* START DATASET RECORDS *

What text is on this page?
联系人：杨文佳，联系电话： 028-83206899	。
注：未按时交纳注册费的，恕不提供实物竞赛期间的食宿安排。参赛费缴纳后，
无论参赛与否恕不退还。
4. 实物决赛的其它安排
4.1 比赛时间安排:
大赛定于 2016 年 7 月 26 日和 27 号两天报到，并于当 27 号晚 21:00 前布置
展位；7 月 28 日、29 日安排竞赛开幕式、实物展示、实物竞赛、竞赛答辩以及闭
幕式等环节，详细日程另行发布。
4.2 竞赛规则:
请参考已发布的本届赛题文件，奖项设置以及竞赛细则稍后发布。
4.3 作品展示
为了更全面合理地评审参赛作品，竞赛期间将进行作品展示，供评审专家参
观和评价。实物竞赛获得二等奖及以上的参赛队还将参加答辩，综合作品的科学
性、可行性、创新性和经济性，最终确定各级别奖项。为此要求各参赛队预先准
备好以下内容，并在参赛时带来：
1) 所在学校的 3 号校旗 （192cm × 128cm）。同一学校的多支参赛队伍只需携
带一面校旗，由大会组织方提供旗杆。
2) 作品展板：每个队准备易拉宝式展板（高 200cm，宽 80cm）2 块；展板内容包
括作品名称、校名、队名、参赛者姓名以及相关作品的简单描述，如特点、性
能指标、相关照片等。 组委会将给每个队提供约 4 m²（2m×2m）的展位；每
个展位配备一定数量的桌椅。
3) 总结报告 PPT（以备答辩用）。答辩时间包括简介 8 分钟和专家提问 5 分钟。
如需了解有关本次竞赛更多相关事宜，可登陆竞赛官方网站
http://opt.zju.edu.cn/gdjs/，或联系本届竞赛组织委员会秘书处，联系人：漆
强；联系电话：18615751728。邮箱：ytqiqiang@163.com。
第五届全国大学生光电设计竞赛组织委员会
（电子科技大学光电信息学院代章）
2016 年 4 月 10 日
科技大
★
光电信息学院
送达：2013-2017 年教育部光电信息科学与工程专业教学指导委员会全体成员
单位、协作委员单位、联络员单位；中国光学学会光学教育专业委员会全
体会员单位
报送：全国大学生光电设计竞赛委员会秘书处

* END DATASET RECORDS *

__WHAT TO WORK ON__. Copy out the full set of records precisely, leaving nothing out.

__WORKED SOLUTION__.
What text is on this page?
联系人：杨文佳，联系电话： 028-83206899	。
注：未按时交纳注册费的，恕不提供实物竞赛期间的食宿安排。参赛费缴纳后，
无论参赛与否恕不退还。
4. 实物决赛的其它安排
4.1 比赛时间安排:
大赛定于 2016 年 7 月 26 日和 27 号两天报到，并于当 27 号晚 21:00 前布置
展位；7 月 28 日、29 日安排竞赛开幕式、实物展示、实物竞赛、竞赛答辩以及闭
幕式等环节，详细日程另行发布。
4.2 竞赛规则:
请参考已发布的本届赛题文件，奖项设置以及竞赛细则稍后发布。
4.3 作品展示
为了更全面合理地评审参赛作品，竞赛期间将进行作品展示，供评审专家参
观和评价。实物竞赛获得二等奖及以上的参赛队还将参加答辩，综合作品的科学
性、可行性、创新性和经济性，最终确定各级别奖项。为此要求各参赛队预先准
备好以下内容，并在参赛时带来：
1) 所在学校的 3 号校旗 （192cm × 128cm）。同一学校的多支参赛队伍只需携
带一面校旗，由大会组织方提供旗杆。
2) 作品展板：每个队准备易拉宝式展板（高 200cm，宽 80cm）2 块；展板内容包
括作品名称、校名、队名、参赛者姓名以及相关作品的简单描述，如特点、性
能指标、相关照片等。 组委会将给每个队提供约 4 m²（2m×2m）的展位；每
个展位配备一定数量的桌椅。
3) 总结报告 PPT（以备答辩用）。答辩时间包括简介 8 分钟和专家提问 5 分钟。
如需了解有关本次竞赛更多相关事宜，可登陆竞赛官方网站
http://opt.zju.edu.cn/gdjs/，或联系本届竞赛组织委员会秘书处，联系人：漆
强；联系电话：18615751728。邮箱：ytqiqiang@163.com。
第五届全国大学生光电设计竞赛组织委员会
（电子科技大学光电信息学院代章）
2016 年 4 月 10 日
科技大
★
光电信息学院
送达：2013-2017 年教育部光电信息科学与工程专业教学指导委员会全体成员
单位、协作委员单位、联络员单位；中国光学学会光学教育专业委员会全
体会员单位
报送：全国大学生光电设计竞赛委员会秘书处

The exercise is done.